(Rows from a dataset)
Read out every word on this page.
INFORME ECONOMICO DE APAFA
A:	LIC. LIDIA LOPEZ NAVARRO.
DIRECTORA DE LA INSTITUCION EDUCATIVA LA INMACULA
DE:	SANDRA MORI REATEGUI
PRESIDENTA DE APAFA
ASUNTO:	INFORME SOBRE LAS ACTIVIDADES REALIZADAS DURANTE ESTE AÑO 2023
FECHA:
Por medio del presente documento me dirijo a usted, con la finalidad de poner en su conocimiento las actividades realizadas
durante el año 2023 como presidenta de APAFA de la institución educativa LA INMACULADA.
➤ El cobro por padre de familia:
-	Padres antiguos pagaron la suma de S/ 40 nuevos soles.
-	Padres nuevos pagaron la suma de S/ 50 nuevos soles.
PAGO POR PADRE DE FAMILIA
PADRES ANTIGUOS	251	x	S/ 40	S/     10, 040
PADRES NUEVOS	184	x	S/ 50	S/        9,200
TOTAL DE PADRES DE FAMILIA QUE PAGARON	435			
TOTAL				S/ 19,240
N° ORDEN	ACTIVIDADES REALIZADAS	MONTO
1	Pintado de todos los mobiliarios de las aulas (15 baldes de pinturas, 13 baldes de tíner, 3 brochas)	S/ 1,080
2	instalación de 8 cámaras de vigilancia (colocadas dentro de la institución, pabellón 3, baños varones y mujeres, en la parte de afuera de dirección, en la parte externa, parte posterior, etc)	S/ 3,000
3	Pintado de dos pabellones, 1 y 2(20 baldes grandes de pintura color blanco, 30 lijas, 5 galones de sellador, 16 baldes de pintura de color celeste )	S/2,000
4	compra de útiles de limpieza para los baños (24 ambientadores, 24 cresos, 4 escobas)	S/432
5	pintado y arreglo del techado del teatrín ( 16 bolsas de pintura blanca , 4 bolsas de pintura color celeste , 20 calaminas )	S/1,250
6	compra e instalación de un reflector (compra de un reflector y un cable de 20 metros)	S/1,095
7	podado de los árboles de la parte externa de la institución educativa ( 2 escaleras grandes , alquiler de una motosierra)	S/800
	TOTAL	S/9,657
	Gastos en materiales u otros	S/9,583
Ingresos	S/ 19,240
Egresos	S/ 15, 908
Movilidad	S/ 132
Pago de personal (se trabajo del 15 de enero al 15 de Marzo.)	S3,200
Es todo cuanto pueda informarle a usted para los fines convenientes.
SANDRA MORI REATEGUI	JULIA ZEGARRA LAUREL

_What to produce_
How many lines of the listing include the string "soles"? Answer with the number alone.

_Task answer_
2